• [Aufgabe 1] Welches Alter will Hugh G. Flood laut dem Lesetext erreichen?

Translated by Sven Koch and Andrea Stumpf

Hardcover, 160 pages

Der dreiundneunzigjährige Hugh G. Flood, pensionierter Abbruchunternehmer mit schottisch-irischen Wurzeln, gedenkt mit einer Diät aus Fisch und anderem Meeresgetier, Whiskey und der Luft des New Yorker Hafens 115 Jahre alt zu werden. Die drei Geschichten, die Joseph Mitchell diesem halb erdichteten, halb wahren Sonderling gewidmet hat, sind legendär: In der Redaktion des »New Yorker« musste jeder Neuankömmling sie durcharbeiten. Entstanden sind sie Mitte der 1940er Jahre, und in diesem kürzesten Buch von Joseph Mitchell ist im Kleinen alles enthalten, was seine Reportagen und Porträts allgemein auszeichnet: unvergessliche Charaktere, liebevoll, ungeheuer lebendig und mit Galgenhumor beschrieben und zugleich von einer Intensität, die ihresgleichen sucht. Mit »Old Mr. Flood« hat Mitchell dem versunkenen Fulton Fish Market und seinen Hafenarbeitern, Köchen und Fischhändlern ein Denkmal gesetzt. Ein gefundenes Fressen für New-York-Liebhaber, Flaneure und alle Esslustigen.

• [Eingegebene Einträge]
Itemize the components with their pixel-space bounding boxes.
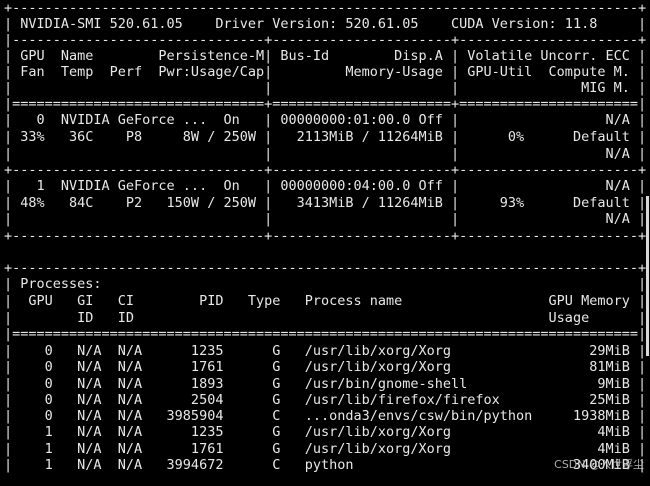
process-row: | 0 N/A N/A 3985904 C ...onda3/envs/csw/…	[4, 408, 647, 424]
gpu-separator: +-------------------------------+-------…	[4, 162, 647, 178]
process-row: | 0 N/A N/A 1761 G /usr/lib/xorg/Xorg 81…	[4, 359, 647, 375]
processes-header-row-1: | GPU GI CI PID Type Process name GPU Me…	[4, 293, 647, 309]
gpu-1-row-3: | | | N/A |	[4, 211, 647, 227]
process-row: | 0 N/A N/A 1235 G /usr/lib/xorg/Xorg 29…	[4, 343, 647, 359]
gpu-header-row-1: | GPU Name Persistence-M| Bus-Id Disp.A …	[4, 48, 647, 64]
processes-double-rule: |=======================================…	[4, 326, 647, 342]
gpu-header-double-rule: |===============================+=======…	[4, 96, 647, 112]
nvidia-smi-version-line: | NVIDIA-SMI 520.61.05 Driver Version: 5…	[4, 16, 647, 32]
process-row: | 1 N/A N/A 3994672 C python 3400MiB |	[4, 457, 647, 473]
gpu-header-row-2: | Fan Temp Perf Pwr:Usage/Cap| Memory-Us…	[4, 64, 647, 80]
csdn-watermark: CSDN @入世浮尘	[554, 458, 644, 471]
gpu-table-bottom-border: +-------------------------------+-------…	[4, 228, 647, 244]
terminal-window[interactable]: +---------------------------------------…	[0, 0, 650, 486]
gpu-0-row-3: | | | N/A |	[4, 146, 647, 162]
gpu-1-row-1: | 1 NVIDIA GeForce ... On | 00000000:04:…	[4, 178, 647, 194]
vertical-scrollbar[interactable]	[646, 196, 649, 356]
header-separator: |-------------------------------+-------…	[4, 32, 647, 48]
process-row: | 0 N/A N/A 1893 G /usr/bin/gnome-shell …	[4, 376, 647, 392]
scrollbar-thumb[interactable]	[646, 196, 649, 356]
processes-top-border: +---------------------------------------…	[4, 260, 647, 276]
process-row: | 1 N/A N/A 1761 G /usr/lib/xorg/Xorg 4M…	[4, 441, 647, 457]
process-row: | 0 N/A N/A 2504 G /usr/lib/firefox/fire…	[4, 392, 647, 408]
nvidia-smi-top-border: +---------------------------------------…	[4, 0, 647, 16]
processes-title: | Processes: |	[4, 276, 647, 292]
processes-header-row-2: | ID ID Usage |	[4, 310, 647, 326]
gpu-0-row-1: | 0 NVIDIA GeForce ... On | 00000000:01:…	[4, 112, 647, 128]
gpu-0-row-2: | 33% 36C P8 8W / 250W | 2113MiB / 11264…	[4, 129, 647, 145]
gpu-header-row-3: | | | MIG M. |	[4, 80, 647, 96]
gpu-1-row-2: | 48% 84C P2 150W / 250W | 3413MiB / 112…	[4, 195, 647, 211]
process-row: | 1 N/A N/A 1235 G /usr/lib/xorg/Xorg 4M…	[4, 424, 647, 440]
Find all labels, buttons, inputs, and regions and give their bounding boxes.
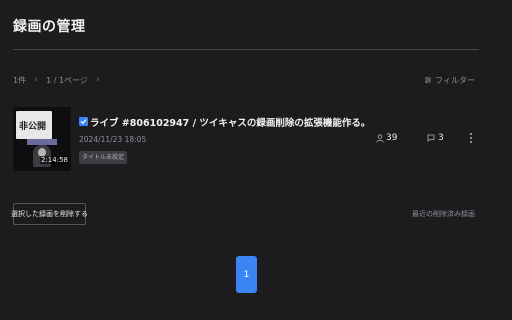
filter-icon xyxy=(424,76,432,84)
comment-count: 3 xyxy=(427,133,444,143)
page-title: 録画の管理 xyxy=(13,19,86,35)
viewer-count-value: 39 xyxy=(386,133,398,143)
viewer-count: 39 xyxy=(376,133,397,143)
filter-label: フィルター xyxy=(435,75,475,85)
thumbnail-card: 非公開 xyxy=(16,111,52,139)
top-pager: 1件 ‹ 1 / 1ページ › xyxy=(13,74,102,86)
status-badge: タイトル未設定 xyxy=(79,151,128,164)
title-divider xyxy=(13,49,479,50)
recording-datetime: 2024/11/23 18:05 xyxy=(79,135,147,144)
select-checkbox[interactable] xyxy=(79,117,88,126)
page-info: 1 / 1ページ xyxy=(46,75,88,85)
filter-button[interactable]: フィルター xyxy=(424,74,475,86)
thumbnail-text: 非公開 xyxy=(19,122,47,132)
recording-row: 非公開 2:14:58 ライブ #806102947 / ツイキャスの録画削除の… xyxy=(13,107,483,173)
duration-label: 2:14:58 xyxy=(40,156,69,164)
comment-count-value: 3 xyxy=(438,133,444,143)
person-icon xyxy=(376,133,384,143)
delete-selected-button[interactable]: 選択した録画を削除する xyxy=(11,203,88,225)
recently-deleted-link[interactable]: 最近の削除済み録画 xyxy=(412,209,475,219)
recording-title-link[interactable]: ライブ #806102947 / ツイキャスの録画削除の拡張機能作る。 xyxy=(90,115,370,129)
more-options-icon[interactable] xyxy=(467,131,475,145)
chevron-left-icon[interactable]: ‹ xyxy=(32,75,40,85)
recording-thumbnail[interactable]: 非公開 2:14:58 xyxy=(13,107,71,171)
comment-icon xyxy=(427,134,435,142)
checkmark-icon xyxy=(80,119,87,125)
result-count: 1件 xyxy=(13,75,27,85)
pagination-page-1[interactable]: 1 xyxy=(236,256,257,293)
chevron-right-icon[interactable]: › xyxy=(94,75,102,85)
* * *
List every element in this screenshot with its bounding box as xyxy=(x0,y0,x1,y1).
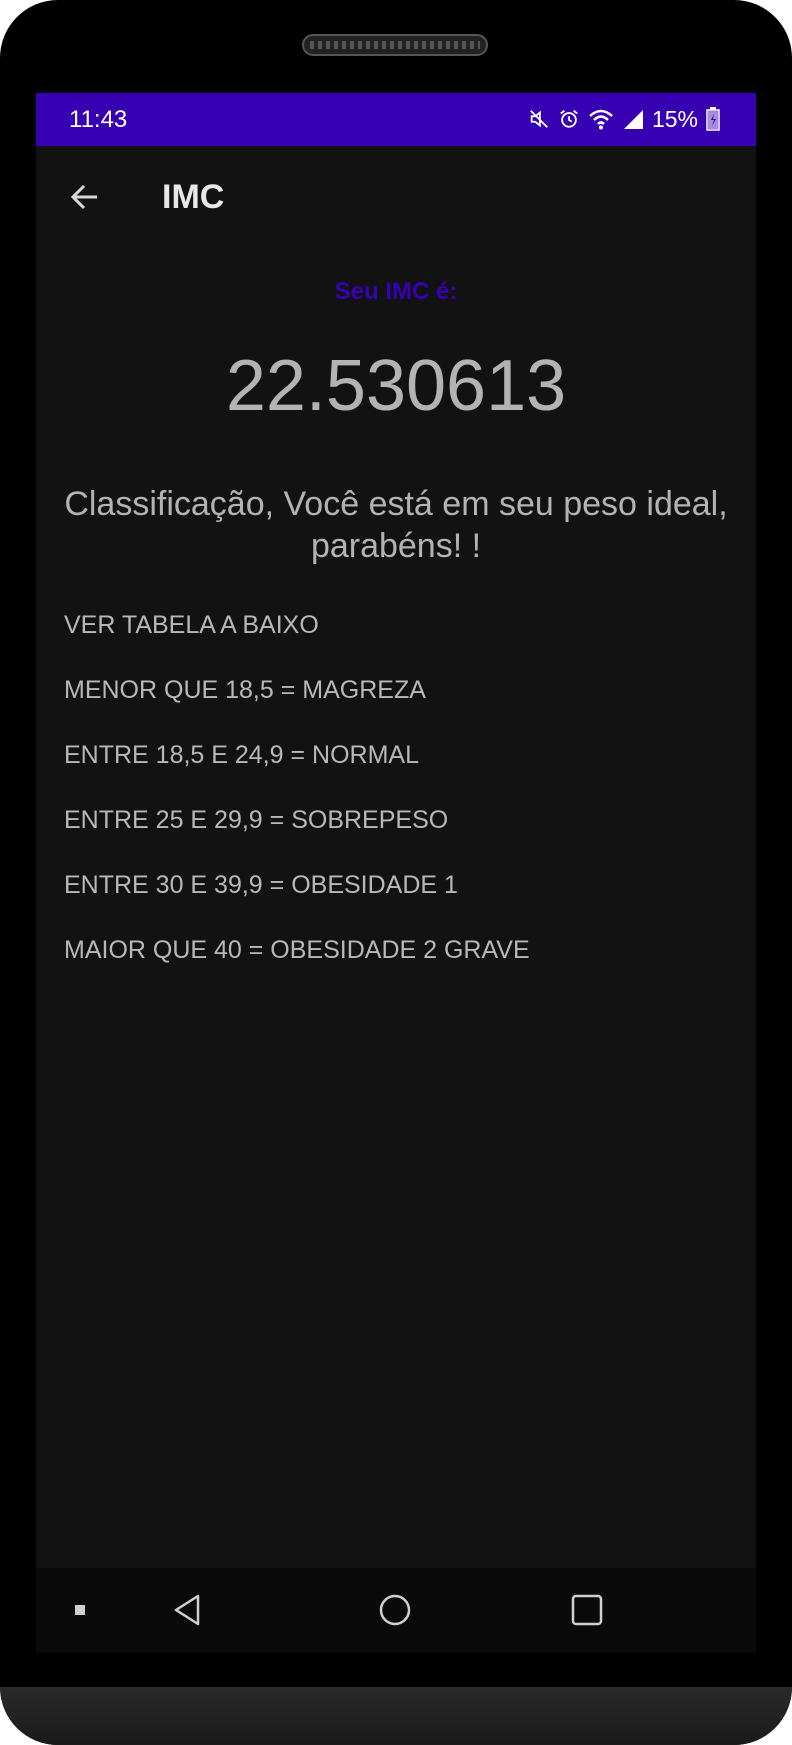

• [Aufgabe 2] Schreiben Sie aus den Einträgen die Zeilen von der Zeile mit „Itemize the components“ bis zur Zeile mit „228, 647, 244]“ unverändert ab, beide Zeilen eingeschlossen. Lassen Sie die Bilder in Ihrer Antwort weg.

• [Antwort 1] Er will 115 Jahre alt werden.

• [Antwort 2]
Itemize the components with their pixel-space bounding boxes.
process-row: | 0 N/A N/A 3985904 C ...onda3/envs/csw/…	[4, 408, 647, 424]
gpu-separator: +-------------------------------+-------…	[4, 162, 647, 178]
process-row: | 0 N/A N/A 1761 G /usr/lib/xorg/Xorg 81…	[4, 359, 647, 375]
processes-header-row-1: | GPU GI CI PID Type Process name GPU Me…	[4, 293, 647, 309]
gpu-1-row-3: | | | N/A |	[4, 211, 647, 227]
process-row: | 0 N/A N/A 1235 G /usr/lib/xorg/Xorg 29…	[4, 343, 647, 359]
gpu-header-row-1: | GPU Name Persistence-M| Bus-Id Disp.A …	[4, 48, 647, 64]
processes-double-rule: |=======================================…	[4, 326, 647, 342]
gpu-header-double-rule: |===============================+=======…	[4, 96, 647, 112]
nvidia-smi-version-line: | NVIDIA-SMI 520.61.05 Driver Version: 5…	[4, 16, 647, 32]
process-row: | 1 N/A N/A 3994672 C python 3400MiB |	[4, 457, 647, 473]
gpu-header-row-2: | Fan Temp Perf Pwr:Usage/Cap| Memory-Us…	[4, 64, 647, 80]
csdn-watermark: CSDN @入世浮尘	[554, 458, 644, 471]
gpu-table-bottom-border: +-------------------------------+-------…	[4, 228, 647, 244]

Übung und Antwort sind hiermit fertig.